[Structured figure records]
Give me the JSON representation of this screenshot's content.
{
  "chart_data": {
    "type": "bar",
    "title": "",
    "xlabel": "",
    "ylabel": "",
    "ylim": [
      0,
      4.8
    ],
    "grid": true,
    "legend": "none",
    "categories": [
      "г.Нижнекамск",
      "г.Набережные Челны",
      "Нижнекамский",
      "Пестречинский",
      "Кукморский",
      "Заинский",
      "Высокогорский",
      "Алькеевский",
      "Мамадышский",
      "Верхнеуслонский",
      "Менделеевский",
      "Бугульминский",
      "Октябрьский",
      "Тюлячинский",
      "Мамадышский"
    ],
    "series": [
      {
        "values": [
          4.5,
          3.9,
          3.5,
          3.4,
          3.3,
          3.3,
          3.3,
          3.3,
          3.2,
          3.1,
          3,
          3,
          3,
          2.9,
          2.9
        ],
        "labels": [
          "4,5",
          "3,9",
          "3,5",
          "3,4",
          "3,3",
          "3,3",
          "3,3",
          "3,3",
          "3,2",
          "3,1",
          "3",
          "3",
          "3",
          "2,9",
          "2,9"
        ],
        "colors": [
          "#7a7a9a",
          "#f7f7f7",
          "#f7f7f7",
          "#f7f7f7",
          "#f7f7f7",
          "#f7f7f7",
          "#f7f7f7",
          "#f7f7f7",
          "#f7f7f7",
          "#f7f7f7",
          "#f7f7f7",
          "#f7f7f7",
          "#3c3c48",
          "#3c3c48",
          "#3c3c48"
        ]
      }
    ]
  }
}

# WHAT YOU ARE ASKED TO DO
Extract all of the material exactly as it is written.

# WRITTEN RESPONSE
Give me the JSON representation of this screenshot's content.
{
  "chart_data": {
    "type": "bar",
    "title": "",
    "xlabel": "",
    "ylabel": "",
    "ylim": [
      0,
      4.8
    ],
    "grid": true,
    "legend": "none",
    "categories": [
      "г.Нижнекамск",
      "г.Набережные Челны",
      "Нижнекамский",
      "Пестречинский",
      "Кукморский",
      "Заинский",
      "Высокогорский",
      "Алькеевский",
      "Мамадышский",
      "Верхнеуслонский",
      "Менделеевский",
      "Бугульминский",
      "Октябрьский",
      "Тюлячинский",
      "Мамадышский"
    ],
    "series": [
      {
        "values": [
          4.5,
          3.9,
          3.5,
          3.4,
          3.3,
          3.3,
          3.3,
          3.3,
          3.2,
          3.1,
          3,
          3,
          3,
          2.9,
          2.9
        ],
        "labels": [
          "4,5",
          "3,9",
          "3,5",
          "3,4",
          "3,3",
          "3,3",
          "3,3",
          "3,3",
          "3,2",
          "3,1",
          "3",
          "3",
          "3",
          "2,9",
          "2,9"
        ],
        "colors": [
          "#7a7a9a",
          "#f7f7f7",
          "#f7f7f7",
          "#f7f7f7",
          "#f7f7f7",
          "#f7f7f7",
          "#f7f7f7",
          "#f7f7f7",
          "#f7f7f7",
          "#f7f7f7",
          "#f7f7f7",
          "#f7f7f7",
          "#3c3c48",
          "#3c3c48",
          "#3c3c48"
        ]
      }
    ]
  }
}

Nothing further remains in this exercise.